>> START Material provided
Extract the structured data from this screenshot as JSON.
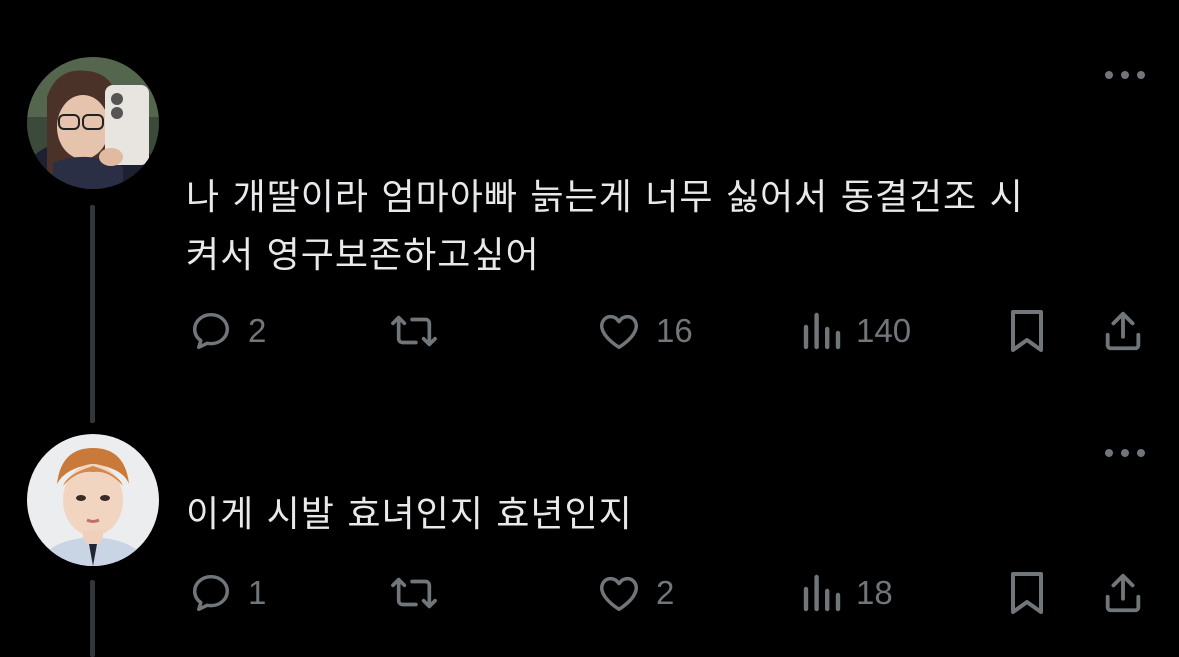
{
  "colors": {
    "background": "#000000",
    "text": "#e7e9ea",
    "secondary": "#71767b",
    "thread_line": "#333639"
  },
  "tweets": [
    {
      "avatar": "user-avatar-photo",
      "text": "나 개딸이라 엄마아빠 늙는게 너무 싫어서 동결건조 시\n켜서 영구보존하고싶어",
      "replies": "2",
      "retweets": "",
      "likes": "16",
      "views": "140"
    },
    {
      "avatar": "user-avatar-photo",
      "text": "이게 시발 효녀인지 효년인지",
      "replies": "1",
      "retweets": "",
      "likes": "2",
      "views": "18"
    }
  ],
  "icons": [
    "reply-icon",
    "retweet-icon",
    "like-icon",
    "views-icon",
    "bookmark-icon",
    "share-icon",
    "more-icon"
  ]
}
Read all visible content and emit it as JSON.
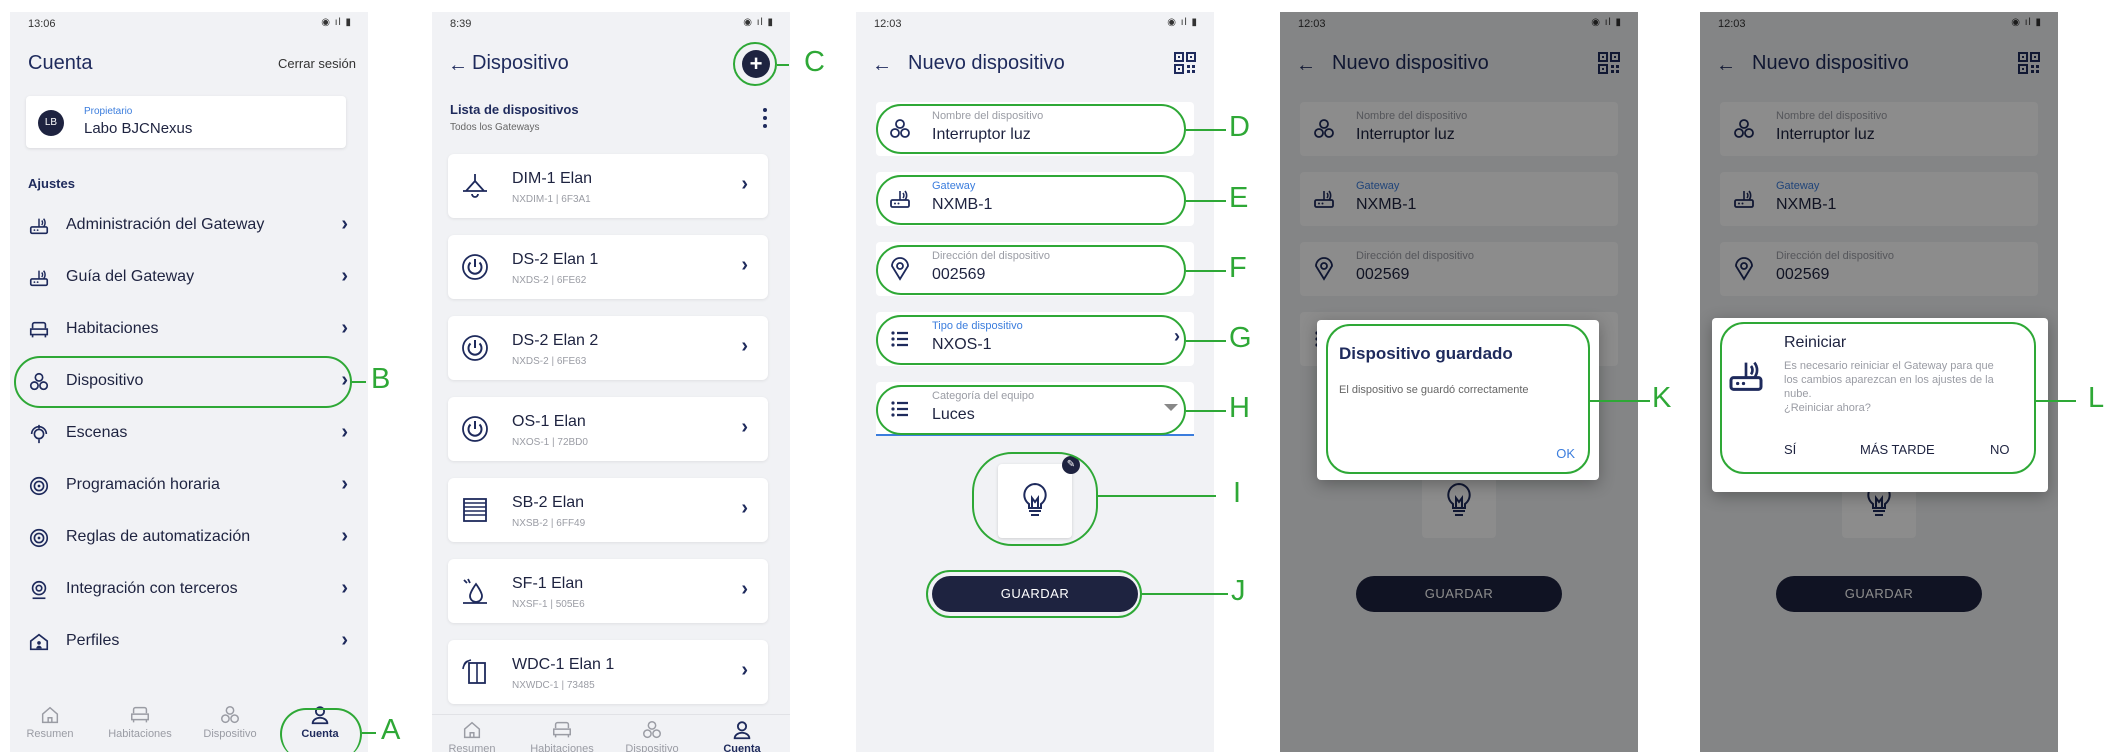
{
  "screen1": {
    "time": "13:06",
    "title": "Cuenta",
    "logout": "Cerrar sesión",
    "owner_initials": "LB",
    "owner_role": "Propietario",
    "owner_name": "Labo BJCNexus",
    "settings_label": "Ajustes",
    "menu": [
      {
        "label": "Administración del Gateway",
        "icon": "gateway-icon"
      },
      {
        "label": "Guía del Gateway",
        "icon": "gateway-icon"
      },
      {
        "label": "Habitaciones",
        "icon": "sofa-icon"
      },
      {
        "label": "Dispositivo",
        "icon": "device-icon"
      },
      {
        "label": "Escenas",
        "icon": "scene-icon"
      },
      {
        "label": "Programación horaria",
        "icon": "schedule-icon"
      },
      {
        "label": "Reglas de automatización",
        "icon": "automation-icon"
      },
      {
        "label": "Integración con terceros",
        "icon": "integration-icon"
      },
      {
        "label": "Perfiles",
        "icon": "house-icon"
      }
    ]
  },
  "screen2": {
    "time": "8:39",
    "title": "Dispositivo",
    "list_title": "Lista de dispositivos",
    "list_sub": "Todos los Gateways",
    "devices": [
      {
        "name": "DIM-1 Elan",
        "sub": "NXDIM-1  |  6F3A1",
        "icon": "lamp-icon"
      },
      {
        "name": "DS-2 Elan 1",
        "sub": "NXDS-2  |  6FE62",
        "icon": "power-icon"
      },
      {
        "name": "DS-2 Elan 2",
        "sub": "NXDS-2  |  6FE63",
        "icon": "power-icon"
      },
      {
        "name": "OS-1 Elan",
        "sub": "NXOS-1  |  72BD0",
        "icon": "power-icon"
      },
      {
        "name": "SB-2 Elan",
        "sub": "NXSB-2  |  6FF49",
        "icon": "blinds-icon"
      },
      {
        "name": "SF-1 Elan",
        "sub": "NXSF-1  |  505E6",
        "icon": "water-icon"
      },
      {
        "name": "WDC-1 Elan 1",
        "sub": "NXWDC-1  |  73485",
        "icon": "window-icon"
      }
    ]
  },
  "screen3": {
    "time": "12:03",
    "title": "Nuevo dispositivo",
    "fields": [
      {
        "label": "Nombre del dispositivo",
        "value": "Interruptor luz"
      },
      {
        "label": "Gateway",
        "value": "NXMB-1"
      },
      {
        "label": "Dirección del dispositivo",
        "value": "002569"
      },
      {
        "label": "Tipo de dispositivo",
        "value": "NXOS-1"
      },
      {
        "label": "Categoría del equipo",
        "value": "Luces"
      }
    ],
    "save": "GUARDAR"
  },
  "dialog_saved": {
    "title": "Dispositivo guardado",
    "body": "El dispositivo se guardó correctamente",
    "ok": "OK"
  },
  "dialog_restart": {
    "title": "Reiniciar",
    "body1": "Es necesario reiniciar el Gateway para que",
    "body2": "los cambios aparezcan en los ajustes de la",
    "body3": "nube.",
    "body4": "¿Reiniciar ahora?",
    "yes": "SÍ",
    "later": "MÁS TARDE",
    "no": "NO"
  },
  "nav": [
    "Resumen",
    "Habitaciones",
    "Dispositivo",
    "Cuenta"
  ],
  "callouts": [
    "A",
    "B",
    "C",
    "D",
    "E",
    "F",
    "G",
    "H",
    "I",
    "J",
    "K",
    "L"
  ],
  "colors": {
    "accent": "#2ea836",
    "navy": "#1e2a5c",
    "link": "#3b7ddd"
  }
}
>> END Material provided
**The request**.
From the material above, reproduce everything verbatim except the pictures.

**The output**.
Extract the structured data from this screenshot as JSON.
{
  "colors": {
    "background": "#000000",
    "text": "#e7e9ea",
    "secondary": "#71767b",
    "thread_line": "#333639"
  },
  "tweets": [
    {
      "avatar": "user-avatar-photo",
      "text": "나 개딸이라 엄마아빠 늙는게 너무 싫어서 동결건조 시\n켜서 영구보존하고싶어",
      "replies": "2",
      "retweets": "",
      "likes": "16",
      "views": "140"
    },
    {
      "avatar": "user-avatar-photo",
      "text": "이게 시발 효녀인지 효년인지",
      "replies": "1",
      "retweets": "",
      "likes": "2",
      "views": "18"
    }
  ],
  "icons": [
    "reply-icon",
    "retweet-icon",
    "like-icon",
    "views-icon",
    "bookmark-icon",
    "share-icon",
    "more-icon"
  ]
}
Read all visible content and emit it as JSON.
{
  "screen1": {
    "time": "13:06",
    "title": "Cuenta",
    "logout": "Cerrar sesión",
    "owner_initials": "LB",
    "owner_role": "Propietario",
    "owner_name": "Labo BJCNexus",
    "settings_label": "Ajustes",
    "menu": [
      {
        "label": "Administración del Gateway",
        "icon": "gateway-icon"
      },
      {
        "label": "Guía del Gateway",
        "icon": "gateway-icon"
      },
      {
        "label": "Habitaciones",
        "icon": "sofa-icon"
      },
      {
        "label": "Dispositivo",
        "icon": "device-icon"
      },
      {
        "label": "Escenas",
        "icon": "scene-icon"
      },
      {
        "label": "Programación horaria",
        "icon": "schedule-icon"
      },
      {
        "label": "Reglas de automatización",
        "icon": "automation-icon"
      },
      {
        "label": "Integración con terceros",
        "icon": "integration-icon"
      },
      {
        "label": "Perfiles",
        "icon": "house-icon"
      }
    ]
  },
  "screen2": {
    "time": "8:39",
    "title": "Dispositivo",
    "list_title": "Lista de dispositivos",
    "list_sub": "Todos los Gateways",
    "devices": [
      {
        "name": "DIM-1 Elan",
        "sub": "NXDIM-1  |  6F3A1",
        "icon": "lamp-icon"
      },
      {
        "name": "DS-2 Elan 1",
        "sub": "NXDS-2  |  6FE62",
        "icon": "power-icon"
      },
      {
        "name": "DS-2 Elan 2",
        "sub": "NXDS-2  |  6FE63",
        "icon": "power-icon"
      },
      {
        "name": "OS-1 Elan",
        "sub": "NXOS-1  |  72BD0",
        "icon": "power-icon"
      },
      {
        "name": "SB-2 Elan",
        "sub": "NXSB-2  |  6FF49",
        "icon": "blinds-icon"
      },
      {
        "name": "SF-1 Elan",
        "sub": "NXSF-1  |  505E6",
        "icon": "water-icon"
      },
      {
        "name": "WDC-1 Elan 1",
        "sub": "NXWDC-1  |  73485",
        "icon": "window-icon"
      }
    ]
  },
  "screen3": {
    "time": "12:03",
    "title": "Nuevo dispositivo",
    "fields": [
      {
        "label": "Nombre del dispositivo",
        "value": "Interruptor luz"
      },
      {
        "label": "Gateway",
        "value": "NXMB-1"
      },
      {
        "label": "Dirección del dispositivo",
        "value": "002569"
      },
      {
        "label": "Tipo de dispositivo",
        "value": "NXOS-1"
      },
      {
        "label": "Categoría del equipo",
        "value": "Luces"
      }
    ],
    "save": "GUARDAR"
  },
  "dialog_saved": {
    "title": "Dispositivo guardado",
    "body": "El dispositivo se guardó correctamente",
    "ok": "OK"
  },
  "dialog_restart": {
    "title": "Reiniciar",
    "body1": "Es necesario reiniciar el Gateway para que",
    "body2": "los cambios aparezcan en los ajustes de la",
    "body3": "nube.",
    "body4": "¿Reiniciar ahora?",
    "yes": "SÍ",
    "later": "MÁS TARDE",
    "no": "NO"
  },
  "nav": [
    "Resumen",
    "Habitaciones",
    "Dispositivo",
    "Cuenta"
  ],
  "callouts": [
    "A",
    "B",
    "C",
    "D",
    "E",
    "F",
    "G",
    "H",
    "I",
    "J",
    "K",
    "L"
  ],
  "colors": {
    "accent": "#2ea836",
    "navy": "#1e2a5c",
    "link": "#3b7ddd"
  }
}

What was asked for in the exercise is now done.